• **REQUIRED TASK**
Reproduce each of the lines word for word.

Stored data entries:
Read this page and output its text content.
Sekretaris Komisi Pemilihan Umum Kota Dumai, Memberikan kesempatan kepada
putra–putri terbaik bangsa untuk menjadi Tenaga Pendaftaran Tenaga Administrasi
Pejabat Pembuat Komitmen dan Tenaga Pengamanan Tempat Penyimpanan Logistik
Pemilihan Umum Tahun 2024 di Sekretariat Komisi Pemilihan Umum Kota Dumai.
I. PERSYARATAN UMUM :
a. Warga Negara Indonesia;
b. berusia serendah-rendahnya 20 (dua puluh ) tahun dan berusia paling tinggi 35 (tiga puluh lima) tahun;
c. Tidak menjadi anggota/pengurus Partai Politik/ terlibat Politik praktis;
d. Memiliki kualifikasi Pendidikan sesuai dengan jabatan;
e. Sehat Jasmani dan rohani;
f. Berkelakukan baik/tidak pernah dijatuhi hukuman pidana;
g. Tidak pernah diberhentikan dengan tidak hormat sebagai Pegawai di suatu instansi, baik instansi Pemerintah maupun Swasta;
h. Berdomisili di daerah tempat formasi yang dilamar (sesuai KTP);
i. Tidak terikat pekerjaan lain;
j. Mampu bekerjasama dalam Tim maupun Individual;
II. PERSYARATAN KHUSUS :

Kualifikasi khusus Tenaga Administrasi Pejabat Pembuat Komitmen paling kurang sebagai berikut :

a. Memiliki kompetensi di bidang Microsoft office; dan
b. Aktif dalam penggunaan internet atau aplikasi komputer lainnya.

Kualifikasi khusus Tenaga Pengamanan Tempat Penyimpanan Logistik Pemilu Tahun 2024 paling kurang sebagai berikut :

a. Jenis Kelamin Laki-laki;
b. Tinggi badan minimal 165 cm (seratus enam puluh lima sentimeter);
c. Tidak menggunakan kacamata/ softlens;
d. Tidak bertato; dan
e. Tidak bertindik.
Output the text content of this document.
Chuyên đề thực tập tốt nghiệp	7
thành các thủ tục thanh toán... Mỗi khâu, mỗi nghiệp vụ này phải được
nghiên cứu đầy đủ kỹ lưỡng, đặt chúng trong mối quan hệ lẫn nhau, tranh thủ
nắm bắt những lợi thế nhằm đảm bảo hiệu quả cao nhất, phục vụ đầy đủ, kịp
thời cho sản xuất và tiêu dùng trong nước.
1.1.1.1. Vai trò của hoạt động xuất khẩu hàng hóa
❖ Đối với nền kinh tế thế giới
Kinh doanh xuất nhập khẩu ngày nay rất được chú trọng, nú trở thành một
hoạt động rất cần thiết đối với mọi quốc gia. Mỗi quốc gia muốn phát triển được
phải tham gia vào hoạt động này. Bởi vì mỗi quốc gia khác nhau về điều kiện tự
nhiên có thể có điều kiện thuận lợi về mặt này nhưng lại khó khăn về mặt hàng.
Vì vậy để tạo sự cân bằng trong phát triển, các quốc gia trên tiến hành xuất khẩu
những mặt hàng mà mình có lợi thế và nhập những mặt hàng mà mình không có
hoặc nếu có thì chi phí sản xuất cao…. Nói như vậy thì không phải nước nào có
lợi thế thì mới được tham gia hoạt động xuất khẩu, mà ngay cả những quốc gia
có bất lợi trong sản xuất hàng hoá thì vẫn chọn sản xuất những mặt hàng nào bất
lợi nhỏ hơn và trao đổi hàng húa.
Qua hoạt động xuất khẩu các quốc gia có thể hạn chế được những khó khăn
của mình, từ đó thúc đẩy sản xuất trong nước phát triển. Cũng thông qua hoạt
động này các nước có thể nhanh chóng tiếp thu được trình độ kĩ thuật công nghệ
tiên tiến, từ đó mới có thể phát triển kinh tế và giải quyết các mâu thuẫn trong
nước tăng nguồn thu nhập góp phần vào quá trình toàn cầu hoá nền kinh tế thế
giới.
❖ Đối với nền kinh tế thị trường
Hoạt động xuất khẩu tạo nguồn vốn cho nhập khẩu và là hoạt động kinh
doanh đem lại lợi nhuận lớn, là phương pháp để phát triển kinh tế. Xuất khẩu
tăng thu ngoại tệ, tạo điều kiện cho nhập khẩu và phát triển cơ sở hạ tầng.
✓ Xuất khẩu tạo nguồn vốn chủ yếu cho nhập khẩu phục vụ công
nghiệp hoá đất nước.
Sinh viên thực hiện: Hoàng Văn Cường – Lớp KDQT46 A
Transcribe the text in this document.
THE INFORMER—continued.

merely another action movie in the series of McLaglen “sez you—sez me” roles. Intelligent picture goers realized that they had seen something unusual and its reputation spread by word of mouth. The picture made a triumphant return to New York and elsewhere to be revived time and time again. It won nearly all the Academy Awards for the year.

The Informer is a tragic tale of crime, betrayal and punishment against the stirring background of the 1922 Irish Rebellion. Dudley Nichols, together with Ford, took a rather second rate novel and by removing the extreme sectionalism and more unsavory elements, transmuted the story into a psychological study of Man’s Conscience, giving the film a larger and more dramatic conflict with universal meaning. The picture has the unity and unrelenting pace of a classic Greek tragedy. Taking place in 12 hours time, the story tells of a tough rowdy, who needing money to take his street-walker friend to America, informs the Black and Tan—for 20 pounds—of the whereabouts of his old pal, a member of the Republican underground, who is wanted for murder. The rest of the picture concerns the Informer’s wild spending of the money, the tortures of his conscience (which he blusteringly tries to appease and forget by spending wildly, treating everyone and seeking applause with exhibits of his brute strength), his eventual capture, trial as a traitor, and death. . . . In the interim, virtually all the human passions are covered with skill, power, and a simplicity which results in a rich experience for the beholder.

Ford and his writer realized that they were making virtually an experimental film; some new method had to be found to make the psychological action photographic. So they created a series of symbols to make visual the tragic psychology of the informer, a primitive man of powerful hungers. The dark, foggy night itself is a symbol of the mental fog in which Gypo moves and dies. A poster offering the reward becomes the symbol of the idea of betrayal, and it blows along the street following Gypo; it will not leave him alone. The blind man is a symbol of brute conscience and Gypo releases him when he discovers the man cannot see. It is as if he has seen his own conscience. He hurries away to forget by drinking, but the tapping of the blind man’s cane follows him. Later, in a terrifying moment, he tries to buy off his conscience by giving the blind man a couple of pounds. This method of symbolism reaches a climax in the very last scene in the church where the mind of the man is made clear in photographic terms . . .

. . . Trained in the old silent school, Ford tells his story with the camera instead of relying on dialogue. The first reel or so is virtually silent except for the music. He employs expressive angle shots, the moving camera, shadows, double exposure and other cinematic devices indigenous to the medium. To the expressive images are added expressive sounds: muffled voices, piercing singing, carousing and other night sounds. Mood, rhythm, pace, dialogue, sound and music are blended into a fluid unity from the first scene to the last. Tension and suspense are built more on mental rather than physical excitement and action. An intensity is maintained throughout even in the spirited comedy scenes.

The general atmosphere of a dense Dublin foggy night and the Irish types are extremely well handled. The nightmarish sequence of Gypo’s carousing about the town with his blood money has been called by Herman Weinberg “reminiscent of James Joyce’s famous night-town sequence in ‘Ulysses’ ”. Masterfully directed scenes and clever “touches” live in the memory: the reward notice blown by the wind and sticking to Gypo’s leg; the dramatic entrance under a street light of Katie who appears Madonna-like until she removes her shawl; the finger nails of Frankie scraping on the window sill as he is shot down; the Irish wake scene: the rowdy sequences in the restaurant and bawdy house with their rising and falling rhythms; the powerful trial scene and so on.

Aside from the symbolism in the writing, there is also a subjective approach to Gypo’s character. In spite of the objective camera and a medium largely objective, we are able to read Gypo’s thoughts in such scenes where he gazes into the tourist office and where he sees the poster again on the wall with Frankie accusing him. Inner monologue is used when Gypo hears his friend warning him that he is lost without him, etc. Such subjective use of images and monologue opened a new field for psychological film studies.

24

• **EXERCISE RESPONSE**
Read this page and output its text content.
Sekretaris Komisi Pemilihan Umum Kota Dumai, Memberikan kesempatan kepada
putra–putri terbaik bangsa untuk menjadi Tenaga Pendaftaran Tenaga Administrasi
Pejabat Pembuat Komitmen dan Tenaga Pengamanan Tempat Penyimpanan Logistik
Pemilihan Umum Tahun 2024 di Sekretariat Komisi Pemilihan Umum Kota Dumai.
I. PERSYARATAN UMUM :
a. Warga Negara Indonesia;
b. berusia serendah-rendahnya 20 (dua puluh ) tahun dan berusia paling tinggi 35 (tiga puluh lima) tahun;
c. Tidak menjadi anggota/pengurus Partai Politik/ terlibat Politik praktis;
d. Memiliki kualifikasi Pendidikan sesuai dengan jabatan;
e. Sehat Jasmani dan rohani;
f. Berkelakukan baik/tidak pernah dijatuhi hukuman pidana;
g. Tidak pernah diberhentikan dengan tidak hormat sebagai Pegawai di suatu instansi, baik instansi Pemerintah maupun Swasta;
h. Berdomisili di daerah tempat formasi yang dilamar (sesuai KTP);
i. Tidak terikat pekerjaan lain;
j. Mampu bekerjasama dalam Tim maupun Individual;
II. PERSYARATAN KHUSUS :

Kualifikasi khusus Tenaga Administrasi Pejabat Pembuat Komitmen paling kurang sebagai berikut :

a. Memiliki kompetensi di bidang Microsoft office; dan
b. Aktif dalam penggunaan internet atau aplikasi komputer lainnya.

Kualifikasi khusus Tenaga Pengamanan Tempat Penyimpanan Logistik Pemilu Tahun 2024 paling kurang sebagai berikut :

a. Jenis Kelamin Laki-laki;
b. Tinggi badan minimal 165 cm (seratus enam puluh lima sentimeter);
c. Tidak menggunakan kacamata/ softlens;
d. Tidak bertato; dan
e. Tidak bertindik.
Output the text content of this document.
Chuyên đề thực tập tốt nghiệp	7
thành các thủ tục thanh toán... Mỗi khâu, mỗi nghiệp vụ này phải được
nghiên cứu đầy đủ kỹ lưỡng, đặt chúng trong mối quan hệ lẫn nhau, tranh thủ
nắm bắt những lợi thế nhằm đảm bảo hiệu quả cao nhất, phục vụ đầy đủ, kịp
thời cho sản xuất và tiêu dùng trong nước.
1.1.1.1. Vai trò của hoạt động xuất khẩu hàng hóa
❖ Đối với nền kinh tế thế giới
Kinh doanh xuất nhập khẩu ngày nay rất được chú trọng, nú trở thành một
hoạt động rất cần thiết đối với mọi quốc gia. Mỗi quốc gia muốn phát triển được
phải tham gia vào hoạt động này. Bởi vì mỗi quốc gia khác nhau về điều kiện tự
nhiên có thể có điều kiện thuận lợi về mặt này nhưng lại khó khăn về mặt hàng.
Vì vậy để tạo sự cân bằng trong phát triển, các quốc gia trên tiến hành xuất khẩu
những mặt hàng mà mình có lợi thế và nhập những mặt hàng mà mình không có
hoặc nếu có thì chi phí sản xuất cao…. Nói như vậy thì không phải nước nào có
lợi thế thì mới được tham gia hoạt động xuất khẩu, mà ngay cả những quốc gia
có bất lợi trong sản xuất hàng hoá thì vẫn chọn sản xuất những mặt hàng nào bất
lợi nhỏ hơn và trao đổi hàng húa.
Qua hoạt động xuất khẩu các quốc gia có thể hạn chế được những khó khăn
của mình, từ đó thúc đẩy sản xuất trong nước phát triển. Cũng thông qua hoạt
động này các nước có thể nhanh chóng tiếp thu được trình độ kĩ thuật công nghệ
tiên tiến, từ đó mới có thể phát triển kinh tế và giải quyết các mâu thuẫn trong
nước tăng nguồn thu nhập góp phần vào quá trình toàn cầu hoá nền kinh tế thế
giới.
❖ Đối với nền kinh tế thị trường
Hoạt động xuất khẩu tạo nguồn vốn cho nhập khẩu và là hoạt động kinh
doanh đem lại lợi nhuận lớn, là phương pháp để phát triển kinh tế. Xuất khẩu
tăng thu ngoại tệ, tạo điều kiện cho nhập khẩu và phát triển cơ sở hạ tầng.
✓ Xuất khẩu tạo nguồn vốn chủ yếu cho nhập khẩu phục vụ công
nghiệp hoá đất nước.
Sinh viên thực hiện: Hoàng Văn Cường – Lớp KDQT46 A
Transcribe the text in this document.
THE INFORMER—continued.

merely another action movie in the series of McLaglen “sez you—sez me” roles. Intelligent picture goers realized that they had seen something unusual and its reputation spread by word of mouth. The picture made a triumphant return to New York and elsewhere to be revived time and time again. It won nearly all the Academy Awards for the year.

The Informer is a tragic tale of crime, betrayal and punishment against the stirring background of the 1922 Irish Rebellion. Dudley Nichols, together with Ford, took a rather second rate novel and by removing the extreme sectionalism and more unsavory elements, transmuted the story into a psychological study of Man’s Conscience, giving the film a larger and more dramatic conflict with universal meaning. The picture has the unity and unrelenting pace of a classic Greek tragedy. Taking place in 12 hours time, the story tells of a tough rowdy, who needing money to take his street-walker friend to America, informs the Black and Tan—for 20 pounds—of the whereabouts of his old pal, a member of the Republican underground, who is wanted for murder. The rest of the picture concerns the Informer’s wild spending of the money, the tortures of his conscience (which he blusteringly tries to appease and forget by spending wildly, treating everyone and seeking applause with exhibits of his brute strength), his eventual capture, trial as a traitor, and death. . . . In the interim, virtually all the human passions are covered with skill, power, and a simplicity which results in a rich experience for the beholder.

Ford and his writer realized that they were making virtually an experimental film; some new method had to be found to make the psychological action photographic. So they created a series of symbols to make visual the tragic psychology of the informer, a primitive man of powerful hungers. The dark, foggy night itself is a symbol of the mental fog in which Gypo moves and dies. A poster offering the reward becomes the symbol of the idea of betrayal, and it blows along the street following Gypo; it will not leave him alone. The blind man is a symbol of brute conscience and Gypo releases him when he discovers the man cannot see. It is as if he has seen his own conscience. He hurries away to forget by drinking, but the tapping of the blind man’s cane follows him. Later, in a terrifying moment, he tries to buy off his conscience by giving the blind man a couple of pounds. This method of symbolism reaches a climax in the very last scene in the church where the mind of the man is made clear in photographic terms . . .

. . . Trained in the old silent school, Ford tells his story with the camera instead of relying on dialogue. The first reel or so is virtually silent except for the music. He employs expressive angle shots, the moving camera, shadows, double exposure and other cinematic devices indigenous to the medium. To the expressive images are added expressive sounds: muffled voices, piercing singing, carousing and other night sounds. Mood, rhythm, pace, dialogue, sound and music are blended into a fluid unity from the first scene to the last. Tension and suspense are built more on mental rather than physical excitement and action. An intensity is maintained throughout even in the spirited comedy scenes.

The general atmosphere of a dense Dublin foggy night and the Irish types are extremely well handled. The nightmarish sequence of Gypo’s carousing about the town with his blood money has been called by Herman Weinberg “reminiscent of James Joyce’s famous night-town sequence in ‘Ulysses’ ”. Masterfully directed scenes and clever “touches” live in the memory: the reward notice blown by the wind and sticking to Gypo’s leg; the dramatic entrance under a street light of Katie who appears Madonna-like until she removes her shawl; the finger nails of Frankie scraping on the window sill as he is shot down; the Irish wake scene: the rowdy sequences in the restaurant and bawdy house with their rising and falling rhythms; the powerful trial scene and so on.

Aside from the symbolism in the writing, there is also a subjective approach to Gypo’s character. In spite of the objective camera and a medium largely objective, we are able to read Gypo’s thoughts in such scenes where he gazes into the tourist office and where he sees the poster again on the wall with Frankie accusing him. Inner monologue is used when Gypo hears his friend warning him that he is lost without him, etc. Such subjective use of images and monologue opened a new field for psychological film studies.

24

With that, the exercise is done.